_Data_:
* * * * * * *

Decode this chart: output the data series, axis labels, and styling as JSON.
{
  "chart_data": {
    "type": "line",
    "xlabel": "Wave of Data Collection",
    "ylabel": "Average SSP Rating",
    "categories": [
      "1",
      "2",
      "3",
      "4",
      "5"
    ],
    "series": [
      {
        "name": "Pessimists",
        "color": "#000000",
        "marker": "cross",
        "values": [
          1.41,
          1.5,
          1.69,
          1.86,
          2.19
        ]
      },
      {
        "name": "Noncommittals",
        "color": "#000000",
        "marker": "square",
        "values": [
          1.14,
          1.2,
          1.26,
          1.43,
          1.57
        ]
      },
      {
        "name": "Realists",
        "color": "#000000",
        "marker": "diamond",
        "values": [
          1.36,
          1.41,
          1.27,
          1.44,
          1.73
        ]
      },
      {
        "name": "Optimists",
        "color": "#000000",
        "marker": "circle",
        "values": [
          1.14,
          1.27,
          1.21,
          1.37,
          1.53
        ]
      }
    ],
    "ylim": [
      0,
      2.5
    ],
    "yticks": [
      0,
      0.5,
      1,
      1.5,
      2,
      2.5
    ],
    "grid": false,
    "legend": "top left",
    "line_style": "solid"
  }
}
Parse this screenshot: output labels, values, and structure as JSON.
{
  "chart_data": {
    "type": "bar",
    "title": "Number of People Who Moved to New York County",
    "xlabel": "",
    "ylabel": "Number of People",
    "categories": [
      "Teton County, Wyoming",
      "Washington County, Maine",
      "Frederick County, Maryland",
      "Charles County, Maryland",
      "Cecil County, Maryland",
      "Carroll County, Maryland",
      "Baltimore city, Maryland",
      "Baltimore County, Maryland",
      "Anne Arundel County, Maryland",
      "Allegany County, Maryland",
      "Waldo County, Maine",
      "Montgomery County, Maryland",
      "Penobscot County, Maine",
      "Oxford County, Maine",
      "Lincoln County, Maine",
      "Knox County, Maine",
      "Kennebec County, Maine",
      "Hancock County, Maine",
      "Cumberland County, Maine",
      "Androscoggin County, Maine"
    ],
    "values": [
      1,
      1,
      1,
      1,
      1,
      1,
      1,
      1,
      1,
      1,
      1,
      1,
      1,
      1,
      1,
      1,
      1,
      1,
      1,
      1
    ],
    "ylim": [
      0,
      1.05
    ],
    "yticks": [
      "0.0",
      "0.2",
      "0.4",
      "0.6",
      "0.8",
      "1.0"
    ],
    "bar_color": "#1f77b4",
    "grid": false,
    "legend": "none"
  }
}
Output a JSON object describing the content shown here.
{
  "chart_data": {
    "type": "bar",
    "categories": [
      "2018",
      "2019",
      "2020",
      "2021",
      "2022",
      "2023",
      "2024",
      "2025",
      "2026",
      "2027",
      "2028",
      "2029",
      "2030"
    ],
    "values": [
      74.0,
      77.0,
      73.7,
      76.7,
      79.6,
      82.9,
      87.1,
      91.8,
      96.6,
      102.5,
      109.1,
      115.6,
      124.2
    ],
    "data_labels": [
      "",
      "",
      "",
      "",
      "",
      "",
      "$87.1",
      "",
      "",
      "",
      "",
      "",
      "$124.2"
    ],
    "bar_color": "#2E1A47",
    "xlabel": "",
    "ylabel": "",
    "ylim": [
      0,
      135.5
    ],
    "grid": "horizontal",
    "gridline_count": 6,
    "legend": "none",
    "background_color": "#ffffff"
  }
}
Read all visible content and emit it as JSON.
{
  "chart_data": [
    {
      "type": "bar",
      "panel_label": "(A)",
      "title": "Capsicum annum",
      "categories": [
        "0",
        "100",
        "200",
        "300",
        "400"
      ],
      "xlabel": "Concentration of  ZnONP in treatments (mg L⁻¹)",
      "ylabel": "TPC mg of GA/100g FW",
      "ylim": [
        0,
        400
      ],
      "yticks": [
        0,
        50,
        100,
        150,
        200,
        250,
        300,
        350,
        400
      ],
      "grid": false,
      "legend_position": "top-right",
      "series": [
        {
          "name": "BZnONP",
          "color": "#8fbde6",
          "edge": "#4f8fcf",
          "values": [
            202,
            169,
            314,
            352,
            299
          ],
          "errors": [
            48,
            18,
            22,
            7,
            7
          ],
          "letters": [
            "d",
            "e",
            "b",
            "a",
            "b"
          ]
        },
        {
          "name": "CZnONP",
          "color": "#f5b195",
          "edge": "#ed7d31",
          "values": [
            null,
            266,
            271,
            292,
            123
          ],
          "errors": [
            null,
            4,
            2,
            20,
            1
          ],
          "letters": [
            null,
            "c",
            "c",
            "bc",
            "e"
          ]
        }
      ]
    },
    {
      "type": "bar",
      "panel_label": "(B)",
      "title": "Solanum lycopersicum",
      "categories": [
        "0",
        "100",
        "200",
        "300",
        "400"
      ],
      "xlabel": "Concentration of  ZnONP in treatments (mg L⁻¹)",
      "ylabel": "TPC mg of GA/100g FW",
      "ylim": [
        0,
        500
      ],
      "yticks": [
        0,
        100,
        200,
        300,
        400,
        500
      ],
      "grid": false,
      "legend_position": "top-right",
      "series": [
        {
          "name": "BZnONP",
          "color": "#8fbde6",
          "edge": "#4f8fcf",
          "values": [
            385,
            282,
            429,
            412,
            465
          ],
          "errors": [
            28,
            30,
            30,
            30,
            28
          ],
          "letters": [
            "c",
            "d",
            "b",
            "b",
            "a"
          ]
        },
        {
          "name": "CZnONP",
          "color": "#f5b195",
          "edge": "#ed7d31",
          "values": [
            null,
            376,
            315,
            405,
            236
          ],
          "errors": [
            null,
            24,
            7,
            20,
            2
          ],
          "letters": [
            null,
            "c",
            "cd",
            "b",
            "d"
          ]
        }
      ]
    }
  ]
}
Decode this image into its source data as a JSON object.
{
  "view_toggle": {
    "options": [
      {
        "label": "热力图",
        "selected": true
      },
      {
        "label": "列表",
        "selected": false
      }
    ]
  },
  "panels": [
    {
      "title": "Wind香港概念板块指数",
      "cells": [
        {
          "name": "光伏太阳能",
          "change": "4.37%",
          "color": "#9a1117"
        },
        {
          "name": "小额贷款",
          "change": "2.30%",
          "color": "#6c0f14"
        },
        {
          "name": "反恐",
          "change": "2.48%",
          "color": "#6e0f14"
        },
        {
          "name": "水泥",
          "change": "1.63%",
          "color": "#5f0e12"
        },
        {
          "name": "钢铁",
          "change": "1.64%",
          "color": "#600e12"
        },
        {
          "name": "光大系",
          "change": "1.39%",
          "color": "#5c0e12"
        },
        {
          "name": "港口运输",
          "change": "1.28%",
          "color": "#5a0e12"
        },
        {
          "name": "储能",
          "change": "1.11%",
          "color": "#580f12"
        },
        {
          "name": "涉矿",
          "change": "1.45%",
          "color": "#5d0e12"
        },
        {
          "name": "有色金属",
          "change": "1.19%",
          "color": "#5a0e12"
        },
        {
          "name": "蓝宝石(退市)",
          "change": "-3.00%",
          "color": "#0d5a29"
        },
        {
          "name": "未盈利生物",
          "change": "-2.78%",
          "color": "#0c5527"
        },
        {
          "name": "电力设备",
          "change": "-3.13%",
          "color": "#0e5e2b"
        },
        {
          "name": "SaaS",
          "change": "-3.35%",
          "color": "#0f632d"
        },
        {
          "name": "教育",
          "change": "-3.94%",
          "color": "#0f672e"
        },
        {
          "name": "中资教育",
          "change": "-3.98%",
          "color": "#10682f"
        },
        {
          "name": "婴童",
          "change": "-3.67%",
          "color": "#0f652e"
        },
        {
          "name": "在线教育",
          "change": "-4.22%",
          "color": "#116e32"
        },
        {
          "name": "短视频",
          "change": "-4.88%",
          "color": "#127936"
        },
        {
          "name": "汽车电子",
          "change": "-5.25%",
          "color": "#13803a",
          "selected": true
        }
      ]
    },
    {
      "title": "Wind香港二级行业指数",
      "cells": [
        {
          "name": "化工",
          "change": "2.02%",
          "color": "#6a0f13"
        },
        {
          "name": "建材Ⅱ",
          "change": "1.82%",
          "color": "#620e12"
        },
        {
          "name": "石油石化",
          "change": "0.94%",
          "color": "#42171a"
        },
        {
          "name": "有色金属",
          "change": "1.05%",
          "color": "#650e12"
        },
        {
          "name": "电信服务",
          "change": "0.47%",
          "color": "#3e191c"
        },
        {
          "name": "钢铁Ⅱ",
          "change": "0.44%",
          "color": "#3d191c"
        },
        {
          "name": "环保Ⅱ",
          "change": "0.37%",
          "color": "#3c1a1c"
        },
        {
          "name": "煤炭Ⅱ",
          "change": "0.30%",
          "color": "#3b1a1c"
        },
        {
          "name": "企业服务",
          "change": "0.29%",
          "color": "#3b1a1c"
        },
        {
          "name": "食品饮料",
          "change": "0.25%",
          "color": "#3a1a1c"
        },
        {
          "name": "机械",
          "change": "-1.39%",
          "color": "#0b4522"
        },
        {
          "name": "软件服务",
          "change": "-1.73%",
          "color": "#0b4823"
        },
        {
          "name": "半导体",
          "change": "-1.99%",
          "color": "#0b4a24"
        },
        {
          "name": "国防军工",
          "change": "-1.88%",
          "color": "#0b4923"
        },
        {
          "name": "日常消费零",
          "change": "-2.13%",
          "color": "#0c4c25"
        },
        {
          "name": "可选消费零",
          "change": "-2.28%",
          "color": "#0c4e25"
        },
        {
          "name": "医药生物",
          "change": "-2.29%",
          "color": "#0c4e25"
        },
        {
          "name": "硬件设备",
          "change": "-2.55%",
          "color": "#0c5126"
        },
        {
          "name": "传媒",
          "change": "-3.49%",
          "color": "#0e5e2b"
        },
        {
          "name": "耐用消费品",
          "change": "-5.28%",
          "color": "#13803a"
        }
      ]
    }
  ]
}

* * * * * * *

_Written instruction_:
Of the lines in the records, how many contain the word "series"? Answer with the number and nothing else.

_Exercise solution_:
4